Part of a data file:
┏━━
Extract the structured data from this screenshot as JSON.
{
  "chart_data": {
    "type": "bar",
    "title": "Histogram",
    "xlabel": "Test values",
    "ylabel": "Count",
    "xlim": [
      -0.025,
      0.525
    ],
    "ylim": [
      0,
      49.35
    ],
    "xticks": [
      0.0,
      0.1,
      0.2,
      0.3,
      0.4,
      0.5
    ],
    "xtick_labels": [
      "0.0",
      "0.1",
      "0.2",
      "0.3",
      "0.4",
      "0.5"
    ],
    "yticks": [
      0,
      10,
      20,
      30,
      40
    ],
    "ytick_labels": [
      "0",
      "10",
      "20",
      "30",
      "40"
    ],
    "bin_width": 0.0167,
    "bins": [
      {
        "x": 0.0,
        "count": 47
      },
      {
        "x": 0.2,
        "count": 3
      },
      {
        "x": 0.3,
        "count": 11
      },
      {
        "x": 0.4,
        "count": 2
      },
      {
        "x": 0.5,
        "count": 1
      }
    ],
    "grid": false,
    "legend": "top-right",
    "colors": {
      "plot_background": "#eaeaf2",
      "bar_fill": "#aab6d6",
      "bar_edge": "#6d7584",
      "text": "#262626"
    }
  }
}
┗━━
Retype each record exactly, leaving nothing out.

EXERCISE OUTPUT:
Extract the structured data from this screenshot as JSON.
{
  "chart_data": {
    "type": "bar",
    "title": "Histogram",
    "xlabel": "Test values",
    "ylabel": "Count",
    "xlim": [
      -0.025,
      0.525
    ],
    "ylim": [
      0,
      49.35
    ],
    "xticks": [
      0.0,
      0.1,
      0.2,
      0.3,
      0.4,
      0.5
    ],
    "xtick_labels": [
      "0.0",
      "0.1",
      "0.2",
      "0.3",
      "0.4",
      "0.5"
    ],
    "yticks": [
      0,
      10,
      20,
      30,
      40
    ],
    "ytick_labels": [
      "0",
      "10",
      "20",
      "30",
      "40"
    ],
    "bin_width": 0.0167,
    "bins": [
      {
        "x": 0.0,
        "count": 47
      },
      {
        "x": 0.2,
        "count": 3
      },
      {
        "x": 0.3,
        "count": 11
      },
      {
        "x": 0.4,
        "count": 2
      },
      {
        "x": 0.5,
        "count": 1
      }
    ],
    "grid": false,
    "legend": "top-right",
    "colors": {
      "plot_background": "#eaeaf2",
      "bar_fill": "#aab6d6",
      "bar_edge": "#6d7584",
      "text": "#262626"
    }
  }
}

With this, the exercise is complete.